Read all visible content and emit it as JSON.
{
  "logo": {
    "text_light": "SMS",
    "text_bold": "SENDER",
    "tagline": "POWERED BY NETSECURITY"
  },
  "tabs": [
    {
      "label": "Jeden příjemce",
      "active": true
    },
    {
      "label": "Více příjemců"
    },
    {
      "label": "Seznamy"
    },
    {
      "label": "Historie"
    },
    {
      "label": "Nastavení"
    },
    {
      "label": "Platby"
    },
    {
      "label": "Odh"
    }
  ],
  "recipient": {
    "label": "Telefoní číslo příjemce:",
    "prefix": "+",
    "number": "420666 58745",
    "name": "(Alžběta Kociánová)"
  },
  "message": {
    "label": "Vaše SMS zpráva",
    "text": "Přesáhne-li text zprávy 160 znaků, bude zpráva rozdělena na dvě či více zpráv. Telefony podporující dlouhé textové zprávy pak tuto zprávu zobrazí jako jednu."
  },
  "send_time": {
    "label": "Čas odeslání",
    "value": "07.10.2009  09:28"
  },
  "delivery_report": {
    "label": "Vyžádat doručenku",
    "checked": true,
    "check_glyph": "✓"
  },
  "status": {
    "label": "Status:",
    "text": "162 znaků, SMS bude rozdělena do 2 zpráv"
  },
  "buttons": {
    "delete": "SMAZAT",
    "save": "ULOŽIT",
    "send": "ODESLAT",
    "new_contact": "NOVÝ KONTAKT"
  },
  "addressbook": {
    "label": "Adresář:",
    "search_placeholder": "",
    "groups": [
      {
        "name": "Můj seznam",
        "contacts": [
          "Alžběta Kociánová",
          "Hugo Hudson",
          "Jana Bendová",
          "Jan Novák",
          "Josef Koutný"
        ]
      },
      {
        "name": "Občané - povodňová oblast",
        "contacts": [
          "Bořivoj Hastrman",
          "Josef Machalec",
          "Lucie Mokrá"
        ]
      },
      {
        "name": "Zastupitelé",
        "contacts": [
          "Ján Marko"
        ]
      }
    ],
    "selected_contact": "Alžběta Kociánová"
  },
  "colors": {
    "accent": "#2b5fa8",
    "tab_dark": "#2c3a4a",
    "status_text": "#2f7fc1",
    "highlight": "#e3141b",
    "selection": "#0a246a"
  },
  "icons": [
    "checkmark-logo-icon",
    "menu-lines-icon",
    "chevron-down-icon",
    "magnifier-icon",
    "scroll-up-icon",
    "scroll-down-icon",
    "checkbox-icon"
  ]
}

▶ [SHORT PROBLEM]:
Each entry above is to be quoted exactly.

▶ [RESULT OF THE TASK]:
Read all visible content and emit it as JSON.
{
  "logo": {
    "text_light": "SMS",
    "text_bold": "SENDER",
    "tagline": "POWERED BY NETSECURITY"
  },
  "tabs": [
    {
      "label": "Jeden příjemce",
      "active": true
    },
    {
      "label": "Více příjemců"
    },
    {
      "label": "Seznamy"
    },
    {
      "label": "Historie"
    },
    {
      "label": "Nastavení"
    },
    {
      "label": "Platby"
    },
    {
      "label": "Odh"
    }
  ],
  "recipient": {
    "label": "Telefoní číslo příjemce:",
    "prefix": "+",
    "number": "420666 58745",
    "name": "(Alžběta Kociánová)"
  },
  "message": {
    "label": "Vaše SMS zpráva",
    "text": "Přesáhne-li text zprávy 160 znaků, bude zpráva rozdělena na dvě či více zpráv. Telefony podporující dlouhé textové zprávy pak tuto zprávu zobrazí jako jednu."
  },
  "send_time": {
    "label": "Čas odeslání",
    "value": "07.10.2009  09:28"
  },
  "delivery_report": {
    "label": "Vyžádat doručenku",
    "checked": true,
    "check_glyph": "✓"
  },
  "status": {
    "label": "Status:",
    "text": "162 znaků, SMS bude rozdělena do 2 zpráv"
  },
  "buttons": {
    "delete": "SMAZAT",
    "save": "ULOŽIT",
    "send": "ODESLAT",
    "new_contact": "NOVÝ KONTAKT"
  },
  "addressbook": {
    "label": "Adresář:",
    "search_placeholder": "",
    "groups": [
      {
        "name": "Můj seznam",
        "contacts": [
          "Alžběta Kociánová",
          "Hugo Hudson",
          "Jana Bendová",
          "Jan Novák",
          "Josef Koutný"
        ]
      },
      {
        "name": "Občané - povodňová oblast",
        "contacts": [
          "Bořivoj Hastrman",
          "Josef Machalec",
          "Lucie Mokrá"
        ]
      },
      {
        "name": "Zastupitelé",
        "contacts": [
          "Ján Marko"
        ]
      }
    ],
    "selected_contact": "Alžběta Kociánová"
  },
  "colors": {
    "accent": "#2b5fa8",
    "tab_dark": "#2c3a4a",
    "status_text": "#2f7fc1",
    "highlight": "#e3141b",
    "selection": "#0a246a"
  },
  "icons": [
    "checkmark-logo-icon",
    "menu-lines-icon",
    "chevron-down-icon",
    "magnifier-icon",
    "scroll-up-icon",
    "scroll-down-icon",
    "checkbox-icon"
  ]
}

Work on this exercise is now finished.